▶ _DIRECTIONS_: Isolate every line in the data with the string "heading" and copy it.

(Stored data entries)
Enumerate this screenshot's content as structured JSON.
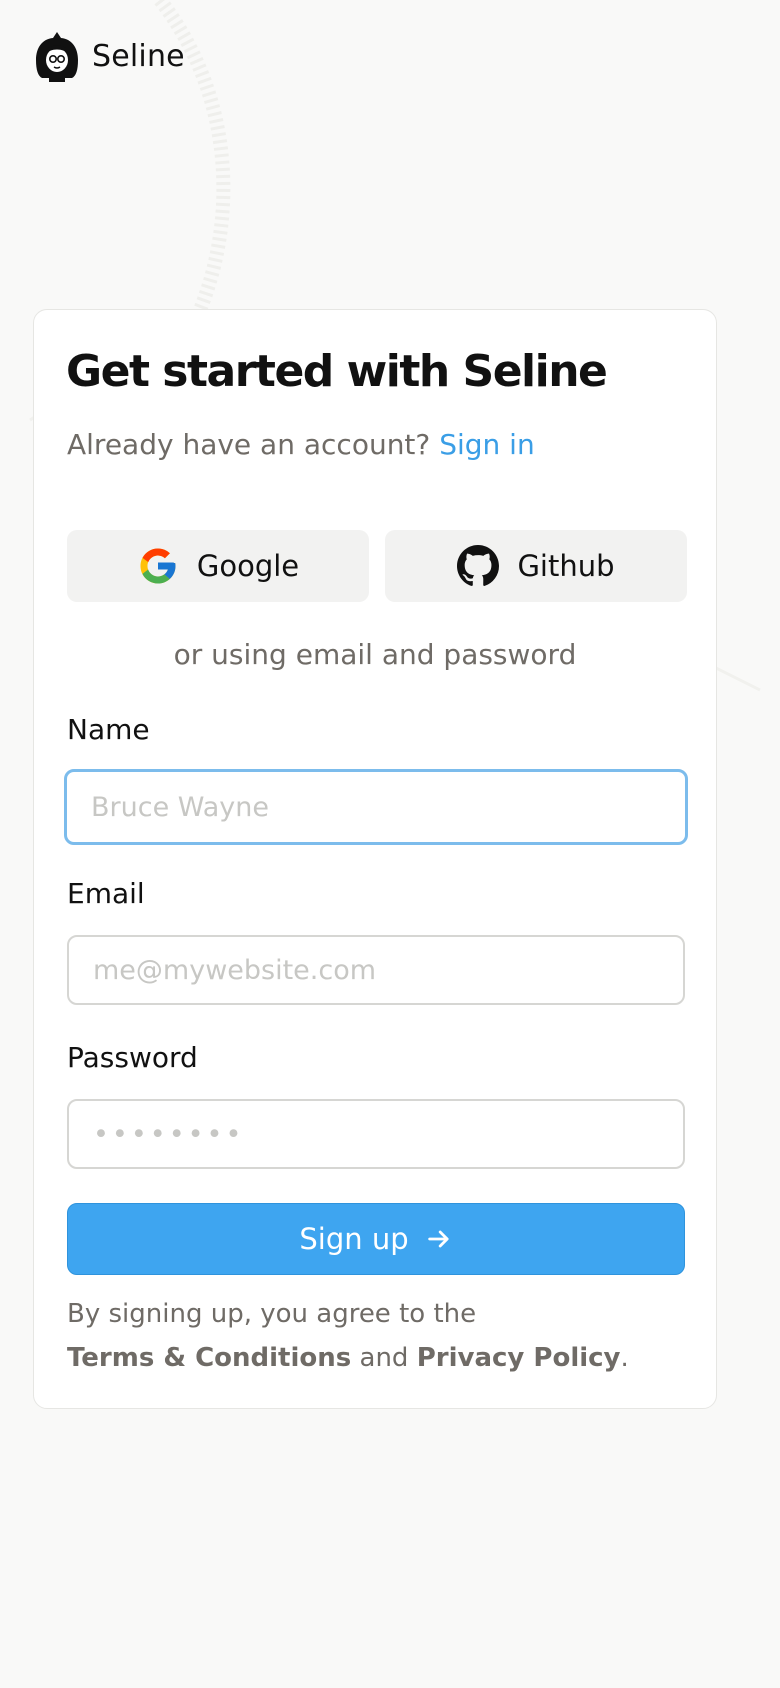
{
  "brand": {
    "name": "Seline",
    "logo_icon": "girl-avatar-logo-icon"
  },
  "card": {
    "title": "Get started with Seline",
    "subtitle_prefix": "Already have an account?",
    "signin_link": "Sign in"
  },
  "oauth": {
    "google_label": "Google",
    "github_label": "Github"
  },
  "divider_text": "or using email and password",
  "form": {
    "name_label": "Name",
    "name_placeholder": "Bruce Wayne",
    "email_label": "Email",
    "email_placeholder": "me@mywebsite.com",
    "password_label": "Password",
    "password_placeholder": "••••••••",
    "submit_label": "Sign up"
  },
  "legal": {
    "prefix": "By signing up, you agree to the",
    "terms": "Terms & Conditions",
    "and": "and",
    "privacy": "Privacy Policy",
    "suffix": "."
  },
  "colors": {
    "accent": "#3ea5f0",
    "link": "#3a9ee6",
    "background": "#f9f9f8",
    "focus_ring": "#7cbcec"
  }
}
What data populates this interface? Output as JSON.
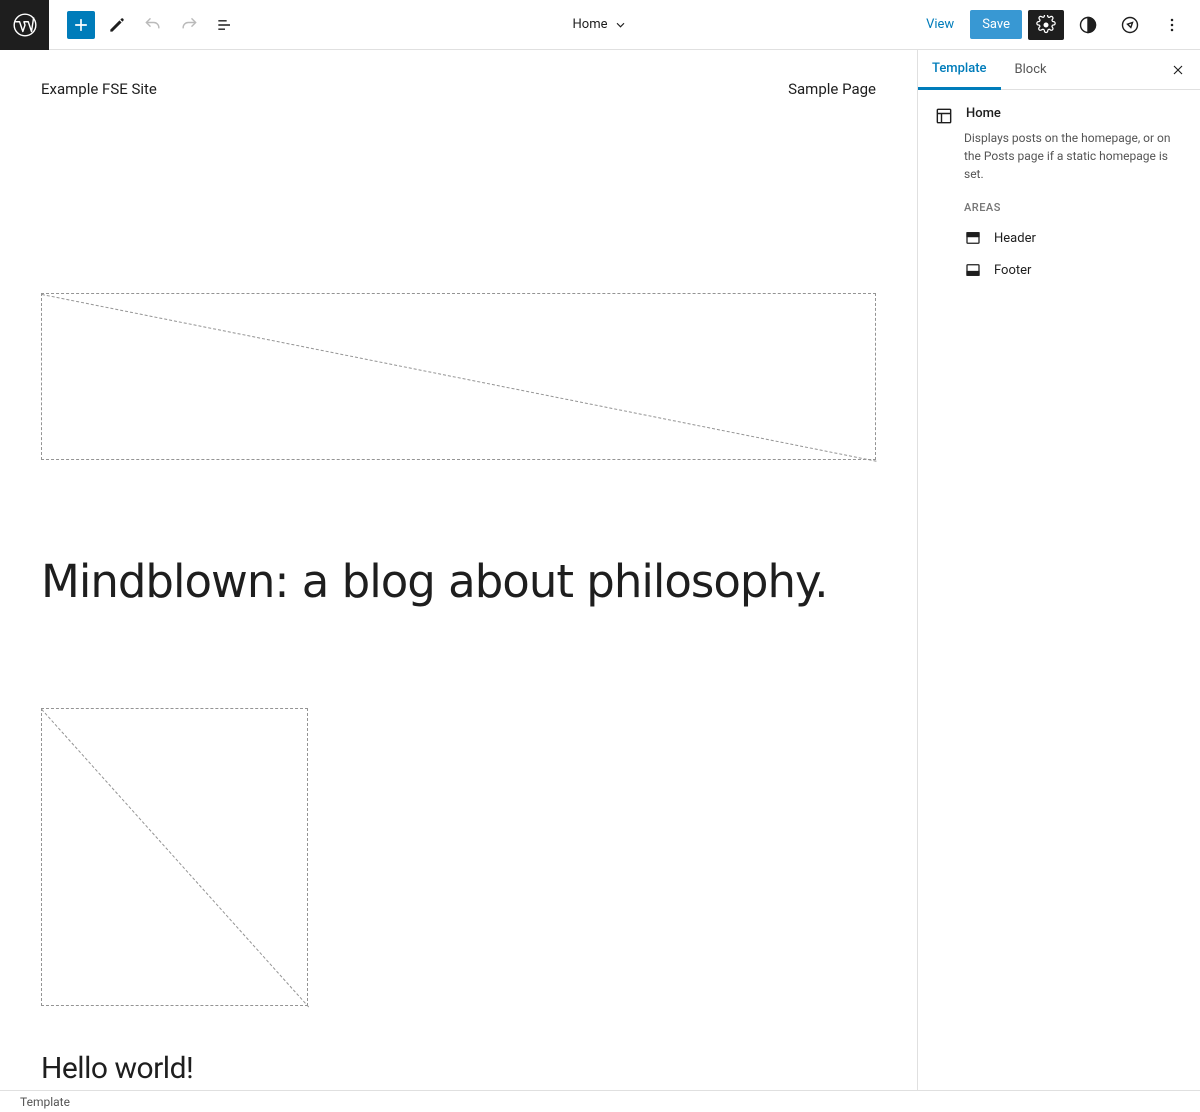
{
  "topbar": {
    "document_label": "Home",
    "view_label": "View",
    "save_label": "Save"
  },
  "canvas": {
    "site_title": "Example FSE Site",
    "nav_link": "Sample Page",
    "heading": "Mindblown: a blog about philosophy.",
    "post_title": "Hello world!"
  },
  "sidebar": {
    "tabs": {
      "template": "Template",
      "block": "Block"
    },
    "template_name": "Home",
    "template_description": "Displays posts on the homepage, or on the Posts page if a static homepage is set.",
    "areas_label": "AREAS",
    "areas": [
      {
        "label": "Header"
      },
      {
        "label": "Footer"
      }
    ]
  },
  "breadcrumb": "Template",
  "colors": {
    "accent": "#007cba",
    "dark": "#1e1e1e"
  }
}
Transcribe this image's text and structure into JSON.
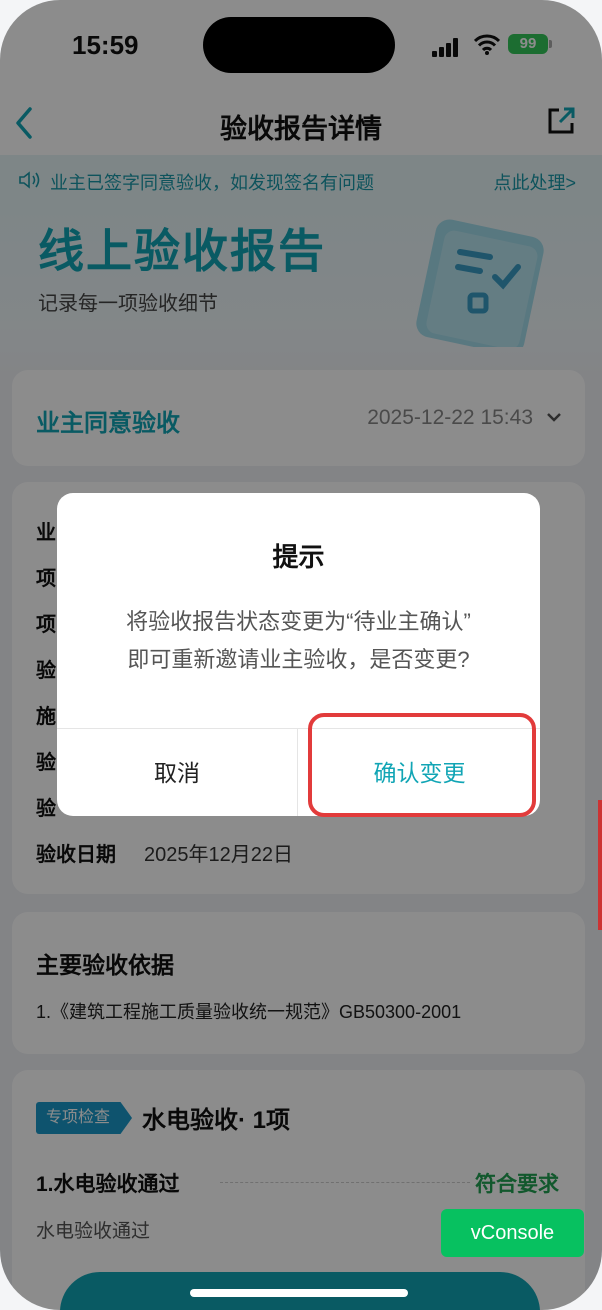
{
  "status_bar": {
    "time": "15:59",
    "battery": "99"
  },
  "nav": {
    "title": "验收报告详情"
  },
  "notice": {
    "text": "业主已签字同意验收，如发现签名有问题",
    "link": "点此处理>"
  },
  "banner": {
    "title": "线上验收报告",
    "subtitle": "记录每一项验收细节"
  },
  "status_card": {
    "label": "业主同意验收",
    "datetime": "2025-12-22 15:43"
  },
  "info": {
    "rows": [
      {
        "key": "业"
      },
      {
        "key": "项"
      },
      {
        "key": "项"
      },
      {
        "key": "验"
      },
      {
        "key": "施"
      },
      {
        "key": "验"
      },
      {
        "key": "验"
      },
      {
        "key": "验收日期",
        "value": "2025年12月22日"
      }
    ]
  },
  "basis": {
    "title": "主要验收依据",
    "item": "1.《建筑工程施工质量验收统一规范》GB50300-2001"
  },
  "check": {
    "tag": "专项检查",
    "title": "水电验收· 1项",
    "item": "1.水电验收通过",
    "result": "符合要求",
    "desc": "水电验收通过"
  },
  "vconsole": {
    "label": "vConsole"
  },
  "dialog": {
    "title": "提示",
    "line1": "将验收报告状态变更为“待业主确认”",
    "line2": "即可重新邀请业主验收，是否变更?",
    "cancel": "取消",
    "confirm": "确认变更"
  },
  "colors": {
    "accent": "#11a5b5",
    "success": "#22a052",
    "highlight": "#e23b3b",
    "vconsole": "#07c160"
  }
}
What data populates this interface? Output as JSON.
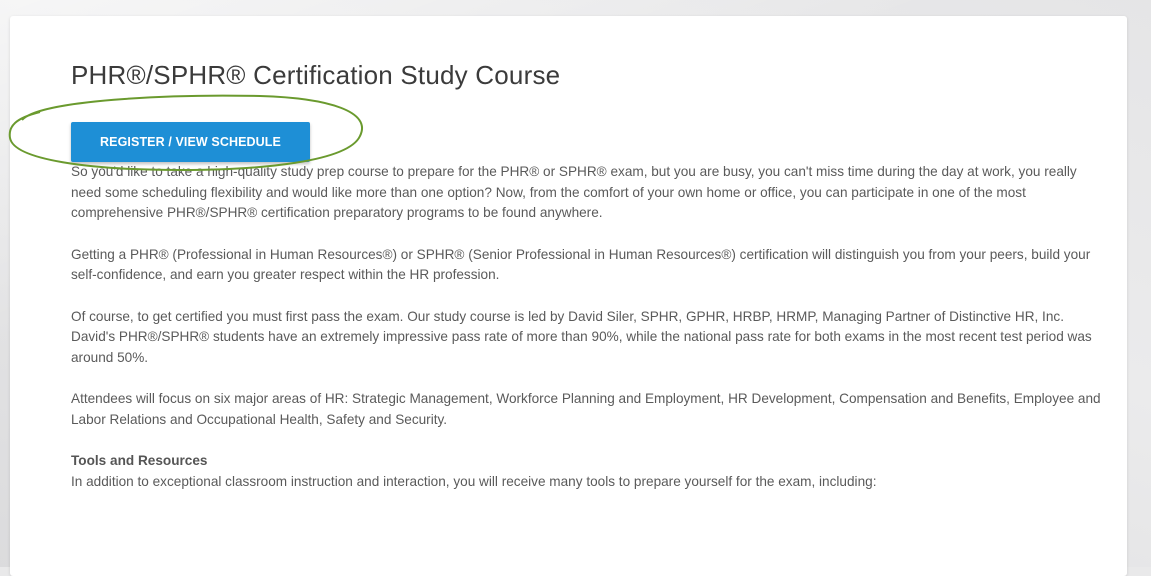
{
  "page": {
    "title": "PHR®/SPHR® Certification Study Course"
  },
  "register_button": {
    "label": "REGISTER / VIEW SCHEDULE"
  },
  "highlight": {
    "color": "#6a9a2e"
  },
  "paragraphs": [
    "So you'd like to take a high-quality study prep course to prepare for the PHR® or SPHR® exam, but you are busy, you can't miss time during the day at work, you really need some scheduling flexibility and would like more than one option? Now, from the comfort of your own home or office, you can participate in one of the most comprehensive PHR®/SPHR® certification preparatory programs to be found anywhere.",
    "Getting a PHR® (Professional in Human Resources®) or SPHR® (Senior Professional in Human Resources®) certification will distinguish you from your peers, build your self-confidence, and earn you greater respect within the HR profession.",
    "Of course, to get certified you must first pass the exam. Our study course is led by David Siler, SPHR, GPHR, HRBP, HRMP, Managing Partner of Distinctive HR, Inc. David's PHR®/SPHR® students have an extremely impressive pass rate of more than 90%, while the national pass rate for both exams in the most recent test period was around 50%.",
    "Attendees will focus on six major areas of HR: Strategic Management, Workforce Planning and Employment, HR Development, Compensation and Benefits, Employee and Labor Relations and Occupational Health, Safety and Security."
  ],
  "tools_section": {
    "heading": "Tools and Resources",
    "intro": "In addition to exceptional classroom instruction and interaction, you will receive many tools to prepare yourself for the exam, including:"
  }
}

▶ _WORKED ANSWER_:
    "heading": "Mindblown: a blog about philosophy.",
    "heading": "Tools and Resources",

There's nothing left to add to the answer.